I am mindful that only yesterday in Birmingham, Alabama, our children, crying out for brotherhood, were answered with fire hoses, snarling dogs and even death. I am mindful that only yesterday in Philadelphia, Mississippi, young people seeing to secure the right to vote were brutalized and murdered. And only yesterday more than 40 houses of worship in the State of Mississippi alone were bombed or burned because they offered a sunctuary to those who would not accept segregation.

I am mindful that debilitating and grinding poverty afflicts my people and chains them to the lowest rung of the economic ladder.

Therefore, I must ask why this prize is awarded to a movement which is beleaguered and committed to unrelenting struggle; to a movement which has not won the very peace and brotherhood which is the essence of the Nobel Prize.

After contemplation, I conclude that this award which I receive on behalf of that movement is profound recognition that nonviolence is the answer to the crucial political and moral question of our time -- the need for man to overcome oppression and violence without resorting to violence and oppression.

Civilization and violence are antithetical concepts. Negroes of the United States, following the people of India, have demonstrated that nonviolence is not sterile passivity, but a powerful moral force which makes for social transformation. Sooner or later all the people of the world will have to discover a way to live together in peace, and thereby transform this pending cosmic elegy into a creative psalm of brotherhood.

If this is to be achieved, man must evolve for all human conflict a method which rejects revenge, aggression and retaliation. The foundation of such a method is love. The tortuous road which has led from Montgomery, Alabama, to Oslo bears witness to this truth. This is a road over which millions of Negroes are travelling to find a new sense of dignity.

This same road has opened for all Americans a new ear of progress and hope. It has led to a new Civil Rights bill, and it will, I am convinced, be widened and lengthened into a superhighway of justice as Negro and white men in increasing numbers create alliances to overcome their common problems.

I accept this award today with an abiding faith in America and an audacious faith in the future of mankind. I refuse to accept despair as the final response to the ambiguities of history. I refuse to accept the idea that the "isness" of man's present nature makes him morally incapable of reaching up for the eternal "oughtness" that forever confronts him.

I refuse to accept the idea that man is mere flotsom and jetsom in the river of life unable to influence the unfolding events which surround him. I refuse to accept the view that mankind is so tragically bound to the starless midnight of racism and war that the bright daybreak of peace and brotherhood can never become a reality.

I refuse to accept the cynical notion that nation after nation must spiral down a militaristic stairway into the hell of thermonuclear destruction. I believe that unarmed truth and unconditional love will have the final word in reality. This is why right temporarily defeated is stronger than evil triumphant.

Records provided:
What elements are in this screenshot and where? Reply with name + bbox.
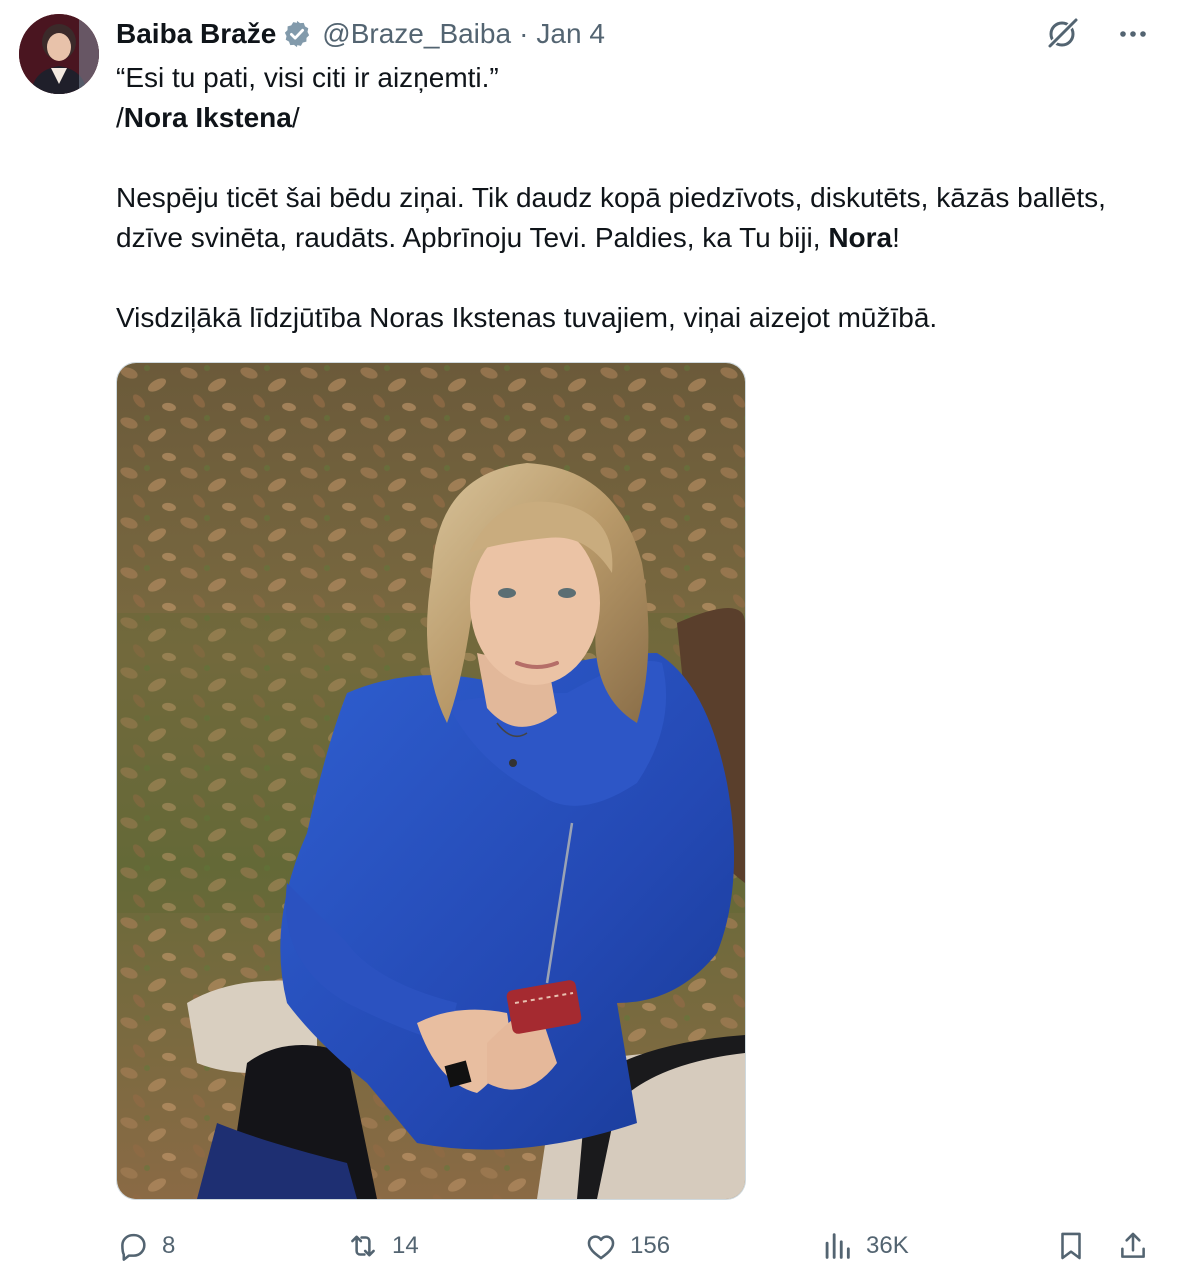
quote-line: “Esi tu pati, visi citi ir aizņemti.” xyxy=(116,62,499,93)
avatar[interactable] xyxy=(19,14,99,94)
grok-icon[interactable] xyxy=(1044,16,1080,52)
quote-author-name: Nora Ikstena xyxy=(123,102,292,133)
like-count: 156 xyxy=(630,1232,671,1259)
more-icon[interactable] xyxy=(1116,17,1150,51)
tweet-card[interactable]: Baiba Braže @Braze_Baiba · Jan 4 “Esi tu… xyxy=(0,0,1186,1284)
quote-author-line: /Nora Ikstena/ xyxy=(116,98,1156,138)
action-bar: 8 14 156 36K xyxy=(116,1222,1156,1270)
top-actions xyxy=(1044,14,1150,54)
tweet-photo[interactable] xyxy=(116,362,746,1200)
tweet-date[interactable]: Jan 4 xyxy=(536,18,605,50)
separator-dot: · xyxy=(519,18,529,49)
bookmark-button[interactable] xyxy=(1054,1222,1088,1270)
paragraph-2-end: ! xyxy=(892,222,900,253)
repost-button[interactable]: 14 xyxy=(346,1222,419,1270)
share-icon xyxy=(1121,1232,1145,1258)
like-button[interactable]: 156 xyxy=(584,1222,670,1270)
author-handle[interactable]: @Braze_Baiba xyxy=(322,18,511,50)
repost-count: 14 xyxy=(392,1232,419,1259)
views-button[interactable]: 36K xyxy=(820,1222,909,1270)
reply-button[interactable]: 8 xyxy=(116,1222,175,1270)
share-button[interactable] xyxy=(1116,1222,1150,1270)
verified-badge-icon xyxy=(285,20,310,48)
repost-icon xyxy=(351,1235,375,1257)
tweet-text: “Esi tu pati, visi citi ir aizņemti.” /N… xyxy=(116,58,1156,338)
views-count: 36K xyxy=(866,1232,909,1259)
views-icon xyxy=(825,1233,850,1259)
like-icon xyxy=(587,1235,615,1260)
quote-slash-close: / xyxy=(291,102,300,133)
reply-icon xyxy=(121,1233,146,1261)
reply-count: 8 xyxy=(162,1232,176,1259)
tweet-paragraph-2: Nespēju ticēt šai bēdu ziņai. Tik daudz … xyxy=(116,178,1156,258)
quote-slash-open: / xyxy=(116,102,124,133)
tweet-header: Baiba Braže @Braze_Baiba · Jan 4 xyxy=(116,14,605,54)
paragraph-2-bold-name: Nora xyxy=(828,222,893,253)
author-name[interactable]: Baiba Braže xyxy=(116,18,276,50)
tweet-paragraph-3: Visdziļākā līdzjūtība Noras Ikstenas tuv… xyxy=(116,302,938,333)
bookmark-icon xyxy=(1061,1232,1081,1260)
paragraph-2-text: Nespēju ticēt šai bēdu ziņai. Tik daudz … xyxy=(116,182,1106,253)
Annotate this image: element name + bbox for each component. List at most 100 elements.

Problems to solve:
- A) Answer these questions using the Nobel Prize speech above.
(i) How many houses of worship in the State of Mississippi were bombed or burned?
(ii) What does the speaker call the foundation of a method that rejects revenge, aggression and retaliation?
(iii) Between which two places does the tortuous road that bears witness to this truth run?
- B) Carry on the Nobel Prize speech from its final sentence, keeping its voice and manner.

Response list:
- A)
(i) More than 40.
(ii) Love.
(iii) From Montgomery, Alabama, to Oslo.

- B)
I believe that even amid today's motor bursts and whining bullets, there is still hope for a brighter tomorrow. I believe that wounded justice, lying prostrate on the blood-flowing streets of our nations, can be lifted from this dust of shame to reign supreme among the children of men.

I have the audacity to believe that peoples everywhere can have three meals a day for their bodies, education and culture for their minds, and dignity, equality and freedom for their spirits. I believe that what self-centered men have torn down, men other-centered can build up. I still believe that one day mankind will bow before the altars of God and be crowned triumphant over war and bloodshed, and nonviolent redemptive goodwill will proclaim the rule of the land.

"And the lion and the lamb shall lie down together and every man shall sit under his own vine and fig tree and none shall be afraid."

I still believe that we shall overcome.

This faith can give us courage to face the uncertainties of the future. It will give our tired feet new strength as we continue our forward stride toward the city of freedom. When our days become dreary with low-hovering clouds and our nights become darker than a thousand midnights, we will know that we are living in the creative turmoil of a genuine civilization struggling to be born.

Today I come to Oslo as a trustee, inspired and with renewed dedication to humanity. I accept this prize on behalf of all men who love peace and brotherhood. I say I come as a trustee, for in the depths of my heart I am aware that this prize is much more than an honor to me personally.

Every time I take a flight I am always mindful of the man people who make a successful journey possible -- the known pilots and the unknown ground crew.

So you honor the dedicated pilots of our struggle who have sat at the controls as the freedom movement soared into orbit. You honor, once again, Chief (Albert) Luthuli of South Africa, whose struggles with and for his people, are still met with the most brutal expression of man's inhumanity to man.

You honor the ground crew without whose labor and sacrifices the jet flights to freedom could never have left the earth.

Most of these people will never make the headlines and their names will not appear in Who's Who. Yet when years have rolled past and when the blazing light of truth is focused on this marvelous age in which we live -- men and women will know and children will be taught that we have a finer land, a better people, a more noble civilization -- because these humble children of God were willing to suffer for righteousness' sake.

I think Alfred Nobel would know what I mean when I say that I accept this award in the spirit of a curator of some precious heirloom which he holds in trust for its true owners -- all those to whom beauty is truth and truth beauty -- and in whose eyes the beauty of genuine brotherhood and peace is more precious than diamonds or silver or gold.

MARTIN LUTHER KING, JR.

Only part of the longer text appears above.